-- Supplied data --
.....
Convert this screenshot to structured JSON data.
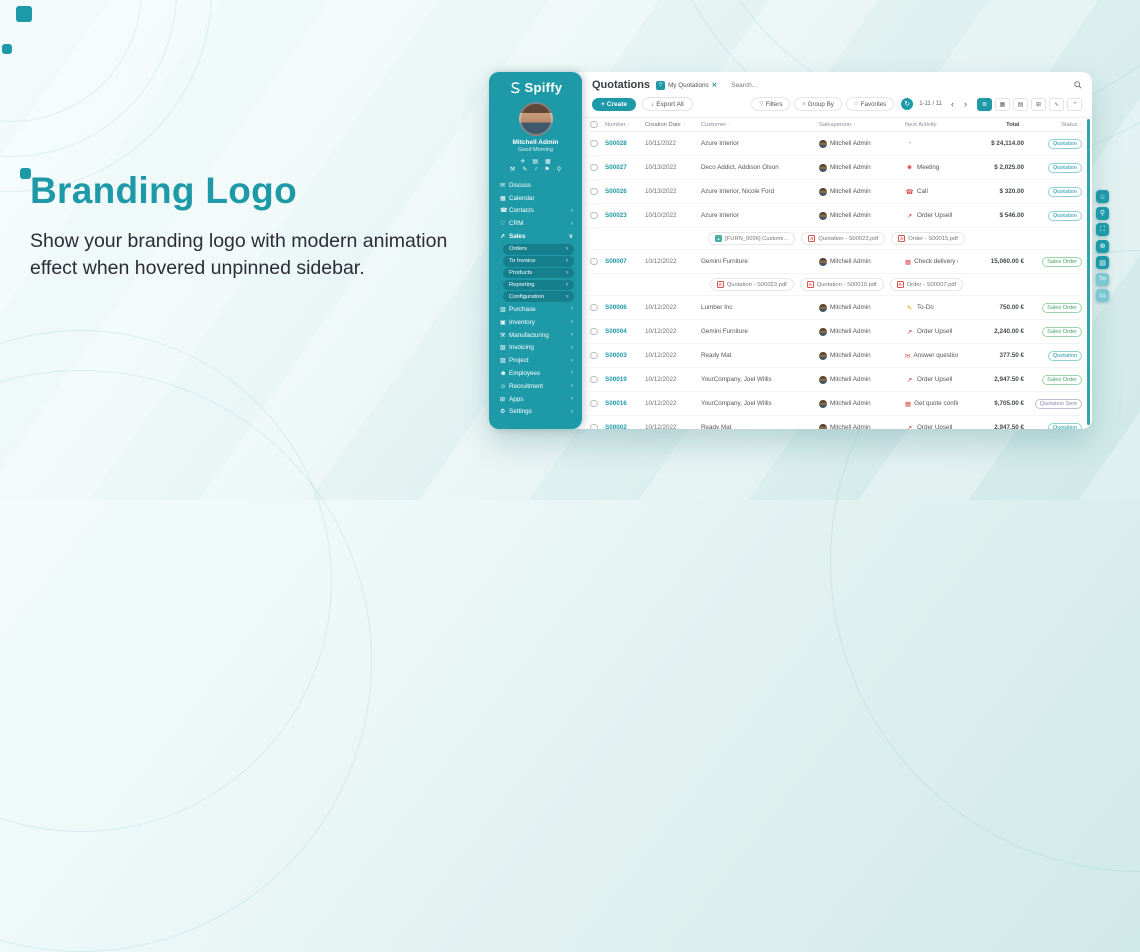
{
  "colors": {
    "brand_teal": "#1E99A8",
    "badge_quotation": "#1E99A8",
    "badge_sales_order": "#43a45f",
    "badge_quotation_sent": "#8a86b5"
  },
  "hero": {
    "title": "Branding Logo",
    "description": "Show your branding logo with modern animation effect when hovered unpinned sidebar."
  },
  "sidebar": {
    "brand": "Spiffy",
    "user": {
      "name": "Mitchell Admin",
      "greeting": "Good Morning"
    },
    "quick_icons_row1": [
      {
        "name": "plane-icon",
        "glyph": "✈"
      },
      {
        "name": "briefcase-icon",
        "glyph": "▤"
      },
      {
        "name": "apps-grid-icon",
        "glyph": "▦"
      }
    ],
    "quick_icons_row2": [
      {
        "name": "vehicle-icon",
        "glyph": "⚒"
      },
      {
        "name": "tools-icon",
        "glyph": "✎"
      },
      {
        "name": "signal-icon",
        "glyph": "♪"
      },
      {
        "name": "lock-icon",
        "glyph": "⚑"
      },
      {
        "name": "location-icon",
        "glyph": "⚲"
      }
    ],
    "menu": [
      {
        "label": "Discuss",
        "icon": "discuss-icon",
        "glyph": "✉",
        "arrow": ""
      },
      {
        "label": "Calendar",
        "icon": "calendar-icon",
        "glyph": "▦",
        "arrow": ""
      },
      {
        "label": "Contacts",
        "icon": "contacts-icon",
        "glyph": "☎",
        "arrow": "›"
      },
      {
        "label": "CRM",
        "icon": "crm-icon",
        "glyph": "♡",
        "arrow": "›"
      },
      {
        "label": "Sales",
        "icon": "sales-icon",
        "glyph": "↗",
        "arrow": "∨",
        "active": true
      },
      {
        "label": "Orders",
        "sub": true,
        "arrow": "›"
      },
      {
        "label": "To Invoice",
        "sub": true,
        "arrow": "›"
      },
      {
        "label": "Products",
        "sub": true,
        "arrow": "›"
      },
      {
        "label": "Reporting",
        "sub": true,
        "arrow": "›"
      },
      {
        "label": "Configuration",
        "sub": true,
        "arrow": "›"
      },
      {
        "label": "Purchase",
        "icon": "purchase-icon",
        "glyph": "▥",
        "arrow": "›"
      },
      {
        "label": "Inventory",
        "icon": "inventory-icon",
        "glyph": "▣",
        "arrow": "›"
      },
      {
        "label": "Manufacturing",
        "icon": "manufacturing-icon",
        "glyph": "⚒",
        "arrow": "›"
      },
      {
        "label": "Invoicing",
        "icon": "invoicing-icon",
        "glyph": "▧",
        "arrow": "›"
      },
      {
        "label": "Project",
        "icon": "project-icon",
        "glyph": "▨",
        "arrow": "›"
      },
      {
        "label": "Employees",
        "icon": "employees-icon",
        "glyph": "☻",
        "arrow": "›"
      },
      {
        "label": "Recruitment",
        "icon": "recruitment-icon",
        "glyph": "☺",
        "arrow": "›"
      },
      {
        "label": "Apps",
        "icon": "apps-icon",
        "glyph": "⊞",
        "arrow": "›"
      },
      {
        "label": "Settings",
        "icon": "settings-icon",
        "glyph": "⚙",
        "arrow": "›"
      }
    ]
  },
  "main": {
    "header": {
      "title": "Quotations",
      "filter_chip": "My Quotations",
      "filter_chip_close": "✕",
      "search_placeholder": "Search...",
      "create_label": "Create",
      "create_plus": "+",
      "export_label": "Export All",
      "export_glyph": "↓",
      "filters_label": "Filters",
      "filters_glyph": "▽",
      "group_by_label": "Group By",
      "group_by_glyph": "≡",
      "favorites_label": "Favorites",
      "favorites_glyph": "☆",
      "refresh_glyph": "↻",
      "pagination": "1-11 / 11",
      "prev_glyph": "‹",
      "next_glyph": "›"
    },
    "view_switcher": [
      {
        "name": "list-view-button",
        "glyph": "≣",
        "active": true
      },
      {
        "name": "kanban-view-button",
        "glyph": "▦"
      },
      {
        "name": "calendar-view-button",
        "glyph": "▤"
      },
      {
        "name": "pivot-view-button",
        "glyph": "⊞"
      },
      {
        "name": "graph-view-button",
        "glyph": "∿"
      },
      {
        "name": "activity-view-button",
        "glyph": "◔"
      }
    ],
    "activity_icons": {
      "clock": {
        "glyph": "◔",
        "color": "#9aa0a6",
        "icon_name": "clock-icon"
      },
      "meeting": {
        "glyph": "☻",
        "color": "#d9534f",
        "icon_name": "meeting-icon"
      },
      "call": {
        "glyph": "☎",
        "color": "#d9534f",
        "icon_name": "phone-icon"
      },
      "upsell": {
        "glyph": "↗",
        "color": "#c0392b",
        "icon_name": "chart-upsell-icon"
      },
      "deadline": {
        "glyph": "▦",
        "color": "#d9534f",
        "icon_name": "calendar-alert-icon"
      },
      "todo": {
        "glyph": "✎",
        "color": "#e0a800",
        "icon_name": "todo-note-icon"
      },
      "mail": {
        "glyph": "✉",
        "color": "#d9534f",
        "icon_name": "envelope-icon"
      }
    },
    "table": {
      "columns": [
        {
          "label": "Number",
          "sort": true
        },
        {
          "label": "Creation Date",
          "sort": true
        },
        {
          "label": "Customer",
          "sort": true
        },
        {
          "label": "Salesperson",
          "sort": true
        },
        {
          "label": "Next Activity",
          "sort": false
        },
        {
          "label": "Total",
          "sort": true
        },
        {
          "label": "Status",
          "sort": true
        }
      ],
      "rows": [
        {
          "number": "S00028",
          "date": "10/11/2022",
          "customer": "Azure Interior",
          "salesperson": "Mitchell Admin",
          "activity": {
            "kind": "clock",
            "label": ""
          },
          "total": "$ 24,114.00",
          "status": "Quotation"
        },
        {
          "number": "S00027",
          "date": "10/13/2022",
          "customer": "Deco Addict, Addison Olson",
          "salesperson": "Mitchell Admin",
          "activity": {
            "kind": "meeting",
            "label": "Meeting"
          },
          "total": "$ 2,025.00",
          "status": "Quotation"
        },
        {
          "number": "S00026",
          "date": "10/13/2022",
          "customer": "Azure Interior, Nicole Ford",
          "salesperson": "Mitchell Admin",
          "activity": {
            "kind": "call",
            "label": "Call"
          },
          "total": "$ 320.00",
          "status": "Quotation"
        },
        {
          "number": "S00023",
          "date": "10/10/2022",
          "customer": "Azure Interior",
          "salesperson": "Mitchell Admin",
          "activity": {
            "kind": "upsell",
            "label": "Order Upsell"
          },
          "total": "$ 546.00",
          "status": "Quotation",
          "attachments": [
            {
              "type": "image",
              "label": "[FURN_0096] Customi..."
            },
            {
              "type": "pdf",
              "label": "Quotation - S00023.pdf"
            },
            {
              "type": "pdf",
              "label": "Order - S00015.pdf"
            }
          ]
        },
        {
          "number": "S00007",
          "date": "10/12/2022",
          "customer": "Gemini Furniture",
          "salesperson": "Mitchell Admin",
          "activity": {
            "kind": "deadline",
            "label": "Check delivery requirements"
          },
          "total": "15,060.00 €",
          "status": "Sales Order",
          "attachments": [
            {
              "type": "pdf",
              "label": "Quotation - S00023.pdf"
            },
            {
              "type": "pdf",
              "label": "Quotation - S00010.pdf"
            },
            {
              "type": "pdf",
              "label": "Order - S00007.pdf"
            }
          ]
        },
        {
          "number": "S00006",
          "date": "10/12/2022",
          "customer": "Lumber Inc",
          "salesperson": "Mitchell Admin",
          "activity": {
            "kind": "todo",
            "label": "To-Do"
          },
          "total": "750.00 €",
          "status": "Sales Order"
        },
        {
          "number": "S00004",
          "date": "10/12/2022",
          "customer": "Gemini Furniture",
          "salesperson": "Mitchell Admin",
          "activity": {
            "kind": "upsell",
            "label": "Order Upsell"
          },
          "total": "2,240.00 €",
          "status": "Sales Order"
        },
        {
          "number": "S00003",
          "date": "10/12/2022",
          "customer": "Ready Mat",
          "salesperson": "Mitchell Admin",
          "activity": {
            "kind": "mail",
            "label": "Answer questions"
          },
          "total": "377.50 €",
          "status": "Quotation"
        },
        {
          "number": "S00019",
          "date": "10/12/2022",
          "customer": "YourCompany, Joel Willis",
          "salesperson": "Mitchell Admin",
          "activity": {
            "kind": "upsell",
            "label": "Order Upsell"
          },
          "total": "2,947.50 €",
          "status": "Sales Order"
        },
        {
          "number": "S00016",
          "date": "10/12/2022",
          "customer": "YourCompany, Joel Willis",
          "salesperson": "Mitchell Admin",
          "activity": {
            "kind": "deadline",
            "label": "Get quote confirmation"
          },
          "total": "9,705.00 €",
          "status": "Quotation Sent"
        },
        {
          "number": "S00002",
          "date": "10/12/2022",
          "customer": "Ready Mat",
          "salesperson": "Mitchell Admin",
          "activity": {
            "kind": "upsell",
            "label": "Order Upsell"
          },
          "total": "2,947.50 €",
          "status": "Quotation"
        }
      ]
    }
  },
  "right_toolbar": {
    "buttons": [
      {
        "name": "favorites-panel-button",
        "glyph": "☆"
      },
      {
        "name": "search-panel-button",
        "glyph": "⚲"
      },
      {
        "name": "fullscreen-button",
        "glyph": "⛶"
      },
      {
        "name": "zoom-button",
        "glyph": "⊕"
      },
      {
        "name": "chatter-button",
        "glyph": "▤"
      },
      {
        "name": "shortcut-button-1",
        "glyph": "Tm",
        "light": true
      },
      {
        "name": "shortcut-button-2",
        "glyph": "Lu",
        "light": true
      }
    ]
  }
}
.....
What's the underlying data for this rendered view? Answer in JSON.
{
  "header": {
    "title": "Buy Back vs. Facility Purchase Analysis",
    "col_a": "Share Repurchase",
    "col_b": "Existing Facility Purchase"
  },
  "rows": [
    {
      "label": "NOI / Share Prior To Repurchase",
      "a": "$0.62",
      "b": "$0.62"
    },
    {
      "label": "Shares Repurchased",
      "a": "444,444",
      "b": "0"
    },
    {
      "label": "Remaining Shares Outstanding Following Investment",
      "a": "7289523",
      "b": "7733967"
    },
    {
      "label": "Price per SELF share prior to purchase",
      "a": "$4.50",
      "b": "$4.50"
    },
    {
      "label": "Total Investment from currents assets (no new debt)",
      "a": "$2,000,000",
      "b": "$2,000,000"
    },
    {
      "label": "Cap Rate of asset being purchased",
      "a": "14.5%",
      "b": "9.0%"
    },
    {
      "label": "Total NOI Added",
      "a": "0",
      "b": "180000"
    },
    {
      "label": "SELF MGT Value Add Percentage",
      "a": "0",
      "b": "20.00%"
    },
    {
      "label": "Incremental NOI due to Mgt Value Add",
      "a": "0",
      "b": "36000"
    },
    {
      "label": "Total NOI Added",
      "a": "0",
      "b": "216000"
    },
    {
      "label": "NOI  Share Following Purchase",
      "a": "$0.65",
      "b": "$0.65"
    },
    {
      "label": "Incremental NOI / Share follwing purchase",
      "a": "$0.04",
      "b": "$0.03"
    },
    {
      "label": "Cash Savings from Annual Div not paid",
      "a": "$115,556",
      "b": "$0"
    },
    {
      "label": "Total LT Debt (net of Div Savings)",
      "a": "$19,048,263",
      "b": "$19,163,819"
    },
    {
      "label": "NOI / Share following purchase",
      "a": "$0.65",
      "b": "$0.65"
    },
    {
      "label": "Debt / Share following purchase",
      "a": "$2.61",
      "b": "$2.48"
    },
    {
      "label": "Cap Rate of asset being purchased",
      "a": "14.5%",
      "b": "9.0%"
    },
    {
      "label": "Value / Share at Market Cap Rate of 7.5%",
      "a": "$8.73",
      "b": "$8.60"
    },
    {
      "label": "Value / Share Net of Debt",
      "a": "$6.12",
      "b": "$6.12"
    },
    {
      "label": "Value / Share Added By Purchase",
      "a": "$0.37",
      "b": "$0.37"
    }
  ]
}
.....
-- Given request --
Each line in the listing above either holds the string "SELF" or does not; state how many do, giving the number only.

-- Response to this task --
2